** start of Quoted passage **
Your second method is not 15% faster than your first method it is almost 6 times faster.

test = Table[RandomReal[{-0.1, 1.25}], {512}, {512}, {3}];

Note that the test data is skewed so that it is more likely to be out of bounds on the high side

data1 = test;

imax = Length[data1];

jmax = Length[data1[[1]]];

t1 = Timing[For[i = 1, i <= imax, i++, For[j = 1, j <= jmax, j++,
      If[((data1[[i, j, 1]] < 0) || (data1[[i, j, 1]] > 
           1) ||
         (data1[[i, j, 2]] < 0) || (data1[[i, j, 2]] > 
           1) ||
         (data1[[i, j, 3]] < 0) || (data1[[i, j, 3]] > 1)),
       data1[[i, j]] = {0., 0., 0.}]]]][[1]];

data2 = test;

t2 = Timing[
    data2 = Map[
       If[#[[1]] < 0 || #[[1]] > 1 ||
          #[[2]] < 0 || #[[2]] > 
           1 || #[[3]] < 0 || #[[3]] > 1,
         {0., 0., 0.}, #] &, data2, {2}];][[1]];

This approach can be written more compactly as

data3 = test;

t3 = Timing[data3 = Map[If[Min[#] < 0 || Max[#] > 1, 
         {0., 0., 0.}, #] &, data3, {2}];][[1]];

data4 = test;

The same method but checking first within the Or for the more likely out of bounds condition

t4 = Timing[data4 = Map[If[Max[#] > 1 || Min[#] < 0, 
         {0., 0., 0.}, #] &, data4, {2}];][[1]];

data1 == data2 == data3 == data4

True

{t1, t2, t3, t4}/t1

{1.,0.17293,0.18388,0.1759}

1/%

{1.,5.78268,5.43834,5.68505}

Note that method 4 (checking first for the more likely out of bounds condition) is slightly faster than method 3. Presumably the Or evaluation terminates as soon as a True condition is encountered. If you have prior knowledge of the data statistics this may help.
** end of Quoted passage **
- [Written tasks]
**a)** Reproduce the passage of the timing comparison from "Note that method" up to and including "this may help.".
**b)** Answer these questions about the timing comparison, one answer per line:
(i) Between what two values are the random reals in the test data generated?
(ii) According to the opening sentence, how much faster is the second method than the first?
(iii) Which method is slightly faster than method 3?
**c)** Carry the timing comparison of the bounds-checking methods forward from its last sentence.
** start of Dataset excerpts **
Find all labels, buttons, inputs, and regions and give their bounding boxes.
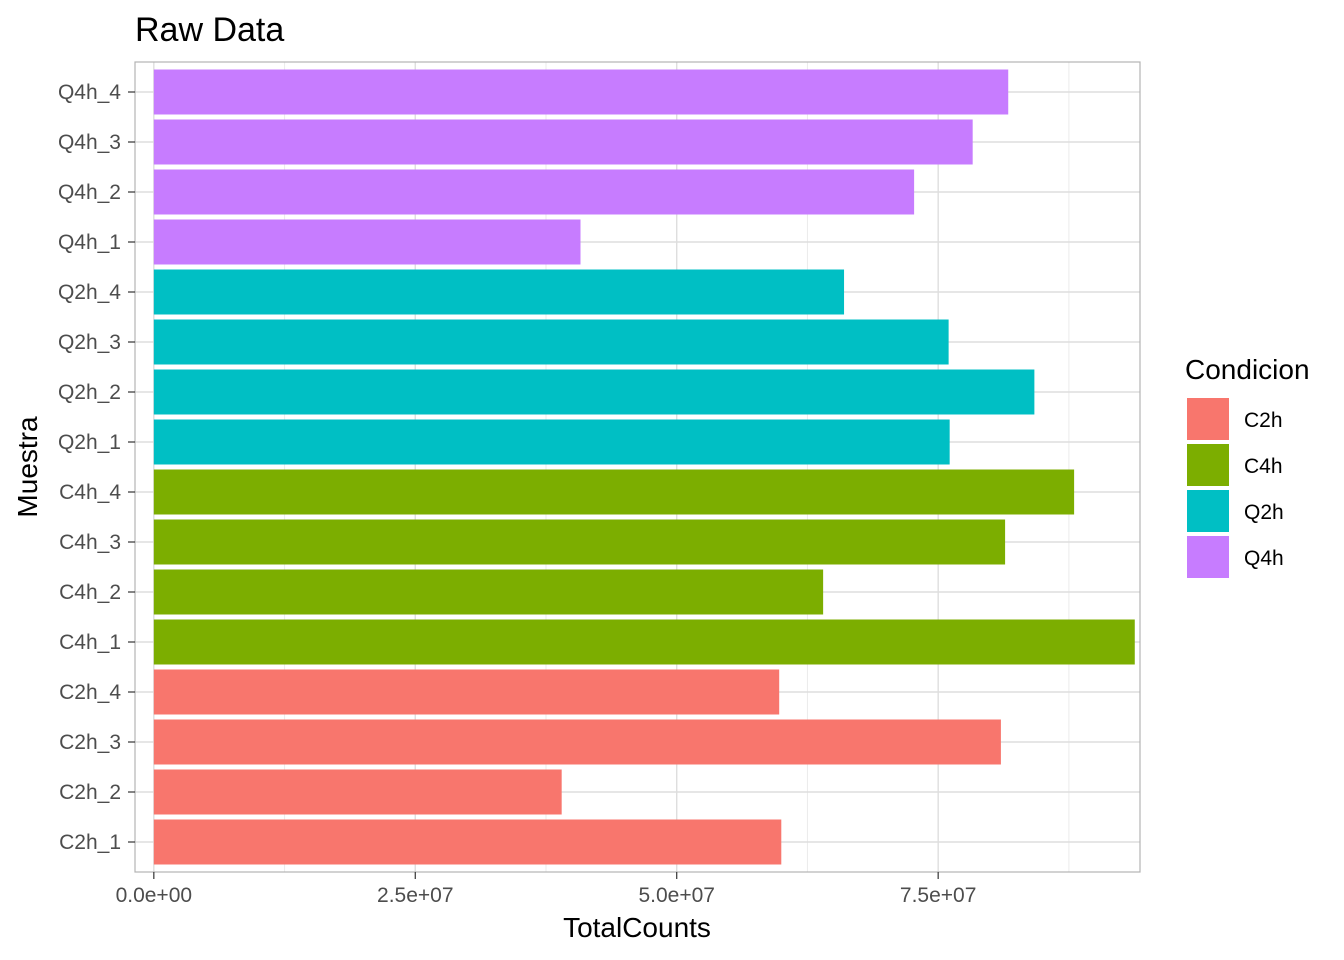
** end of Dataset excerpts **
** start of Dataset excerpts **
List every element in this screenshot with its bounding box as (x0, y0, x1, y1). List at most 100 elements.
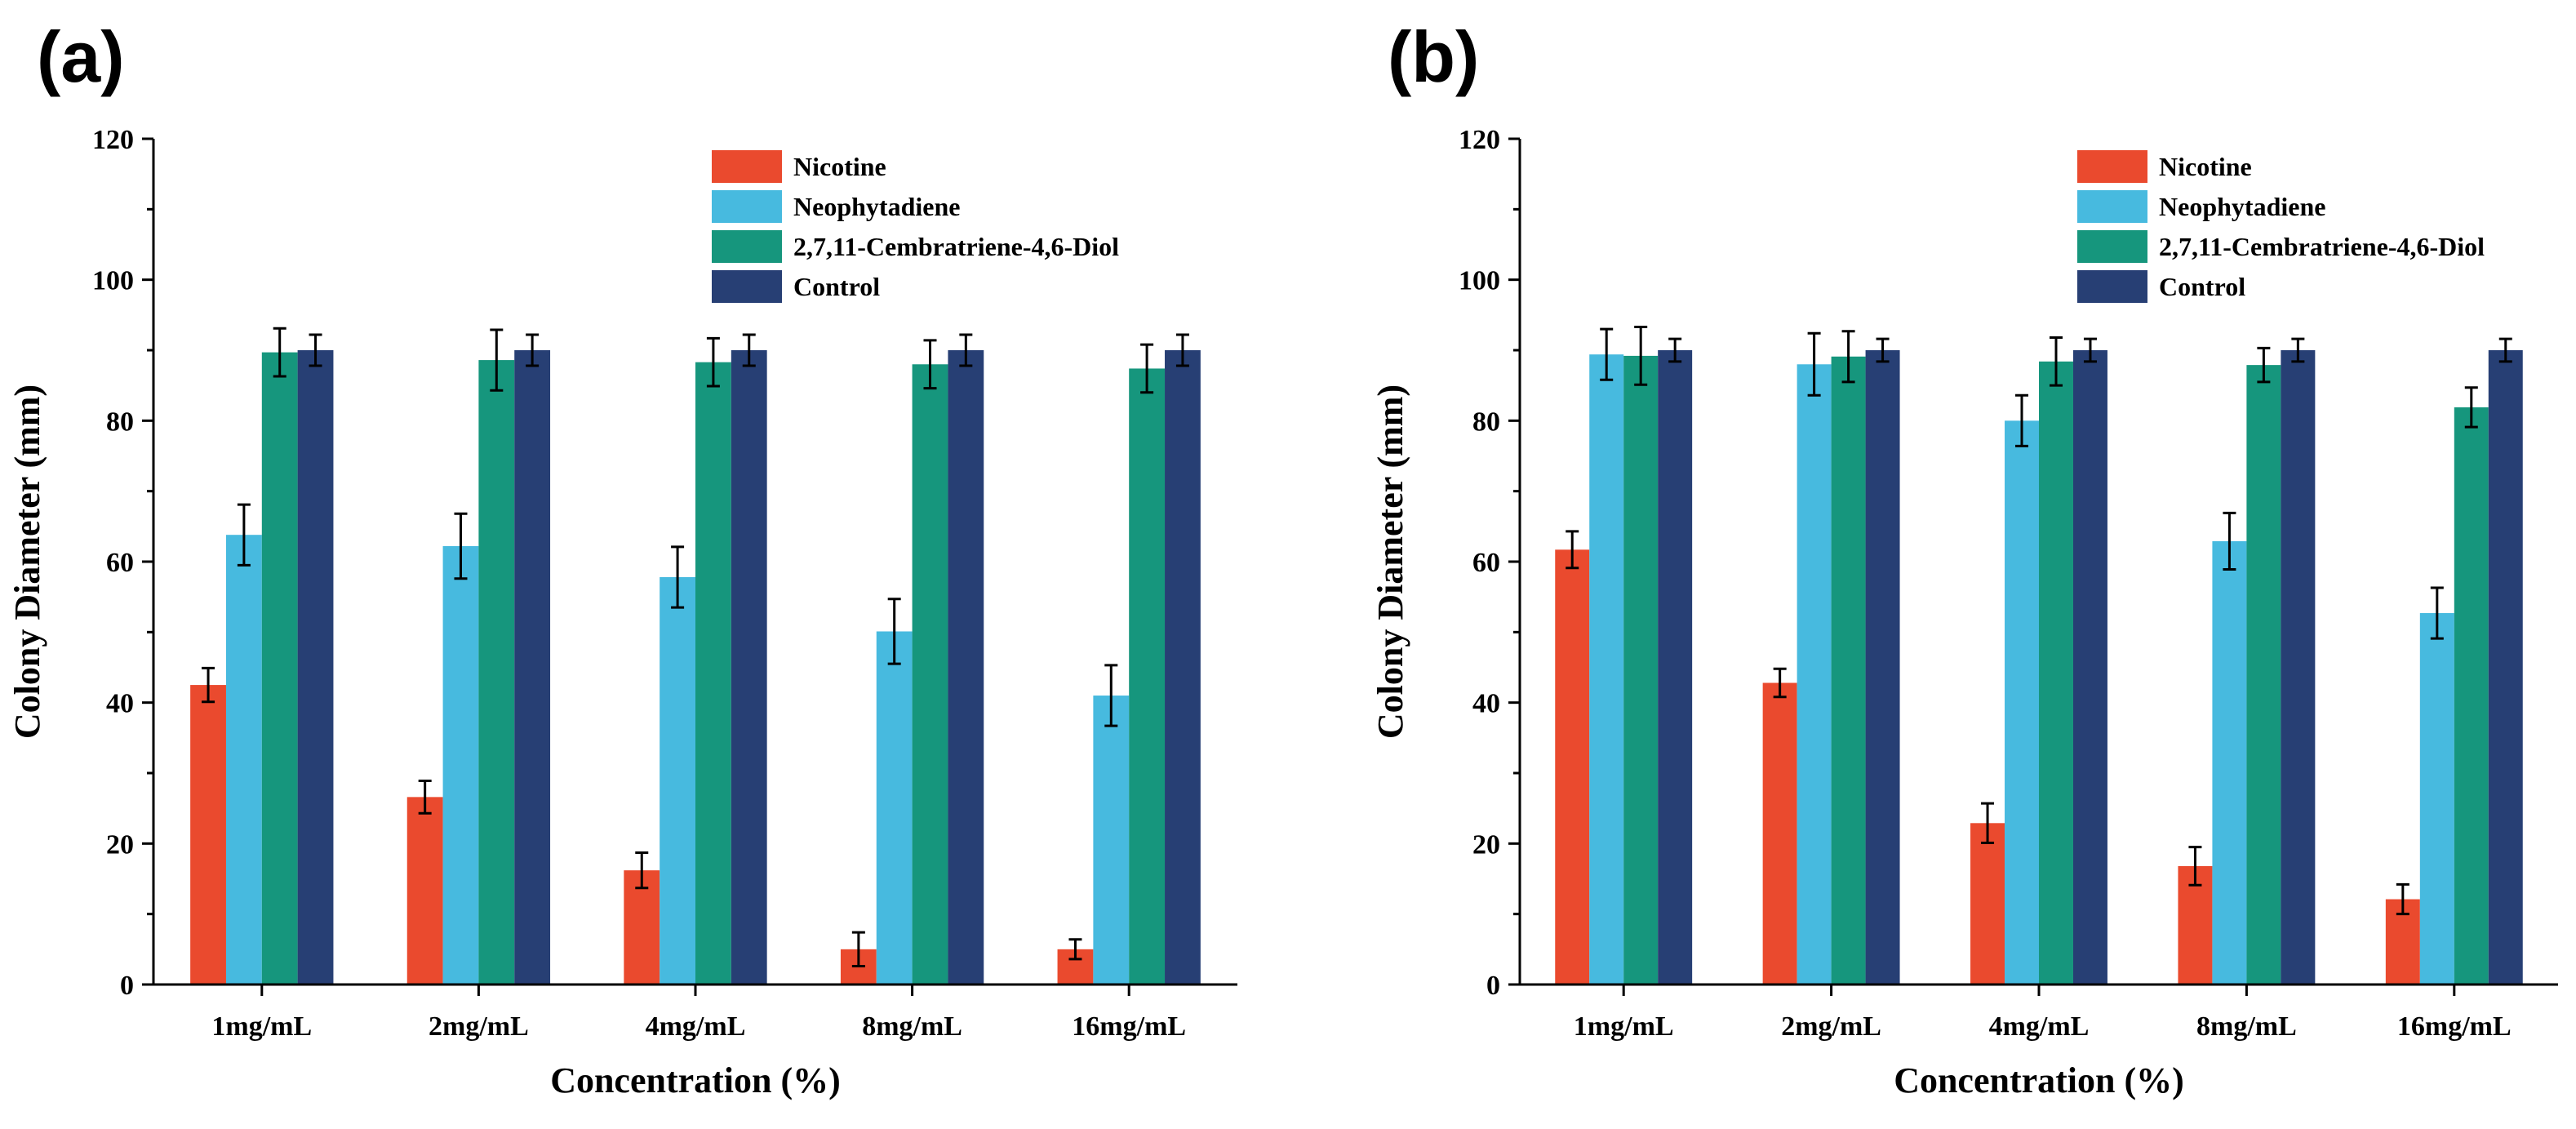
** end of Dataset excerpts **
- [Responses in order]
**a)**
Note that method 4 (checking first for the more likely out of bounds condition) is slightly faster than method 3. Presumably the Or evaluation terminates as soon as a True condition is encountered. If you have prior knowledge of the data statistics this may help.

**b)**
(i) Between -0.1 and 1.25.
(ii) Almost 6 times faster.
(iii) Method 4.

**c)**
Bob Hanlon

---- congruentialuminaire at yahoo.com wrote: 
> Hello UG:
> 
> I have a 512x512 array of 3-tuples. I want to make any tuple with a
> value outside of 0 <--> 1, become {0.,0.,0.}.
> 
> The first version has this loop:
> 
> For[i = 1, i <= graphSize, i++,
>   For[j = 1, j <= graphSize, j++,
>    If[((sum[[i, j, 1]] < 0) || (sum[[i, j, 1]] > 1) ||
>       (sum[[i, j, 2]] < 0) || (sum[[i, j, 2]] > 1) ||
>       (sum[[i, j, 3]] < 0) || (sum[[i, j, 3]] > 1)),
>     sum[[i, j]] = {0., 0., 0.}
>     ]
>    ]
>   ];
> 
> After scratching my head for a while I came up with this (equivalent)
> Map statement.
> 
> sum = Map[
>    If[#[[1]] < 0 || #[[1]] > 1 || #[[2]] < 0 || #[[2]] > 1 || #[[3]] <
>         0 || #[[3]] > 1, {0., 0., 0.}, #] &, sum, {2}];
> 
> It is faster but only by about 15%.
> 
> It is unreasonable to believe some other construction can accomplish
> this with a bigger payoff?
> 
> Thanks in advance.
> 
> Regards..Roger W.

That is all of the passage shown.